▶ _What you need to do_
Give back the entire listing verbatim.

▶ _Stored rows_
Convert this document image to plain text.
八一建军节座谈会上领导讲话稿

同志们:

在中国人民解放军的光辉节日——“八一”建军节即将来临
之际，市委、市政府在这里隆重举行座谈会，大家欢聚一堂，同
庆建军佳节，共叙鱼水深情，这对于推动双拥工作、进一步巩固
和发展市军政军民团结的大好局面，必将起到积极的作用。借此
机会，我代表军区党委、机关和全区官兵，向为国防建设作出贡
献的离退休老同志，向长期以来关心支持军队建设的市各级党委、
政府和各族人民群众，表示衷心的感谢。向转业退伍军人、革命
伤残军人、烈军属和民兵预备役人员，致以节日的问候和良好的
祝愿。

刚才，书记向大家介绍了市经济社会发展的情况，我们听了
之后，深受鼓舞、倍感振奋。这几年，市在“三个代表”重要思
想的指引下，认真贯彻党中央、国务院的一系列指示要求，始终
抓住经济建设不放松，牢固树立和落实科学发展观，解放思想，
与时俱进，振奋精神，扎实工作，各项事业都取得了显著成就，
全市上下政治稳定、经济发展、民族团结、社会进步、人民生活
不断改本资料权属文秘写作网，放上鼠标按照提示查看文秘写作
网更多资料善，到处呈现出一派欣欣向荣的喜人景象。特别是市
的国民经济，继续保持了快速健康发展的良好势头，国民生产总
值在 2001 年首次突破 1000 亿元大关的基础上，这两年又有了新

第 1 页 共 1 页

▶ _Response to this task_
Convert this document image to plain text.
八一建军节座谈会上领导讲话稿

同志们:

在中国人民解放军的光辉节日——“八一”建军节即将来临
之际，市委、市政府在这里隆重举行座谈会，大家欢聚一堂，同
庆建军佳节，共叙鱼水深情，这对于推动双拥工作、进一步巩固
和发展市军政军民团结的大好局面，必将起到积极的作用。借此
机会，我代表军区党委、机关和全区官兵，向为国防建设作出贡
献的离退休老同志，向长期以来关心支持军队建设的市各级党委、
政府和各族人民群众，表示衷心的感谢。向转业退伍军人、革命
伤残军人、烈军属和民兵预备役人员，致以节日的问候和良好的
祝愿。

刚才，书记向大家介绍了市经济社会发展的情况，我们听了
之后，深受鼓舞、倍感振奋。这几年，市在“三个代表”重要思
想的指引下，认真贯彻党中央、国务院的一系列指示要求，始终
抓住经济建设不放松，牢固树立和落实科学发展观，解放思想，
与时俱进，振奋精神，扎实工作，各项事业都取得了显著成就，
全市上下政治稳定、经济发展、民族团结、社会进步、人民生活
不断改本资料权属文秘写作网，放上鼠标按照提示查看文秘写作
网更多资料善，到处呈现出一派欣欣向荣的喜人景象。特别是市
的国民经济，继续保持了快速健康发展的良好势头，国民生产总
值在 2001 年首次突破 1000 亿元大关的基础上，这两年又有了新

第 1 页 共 1 页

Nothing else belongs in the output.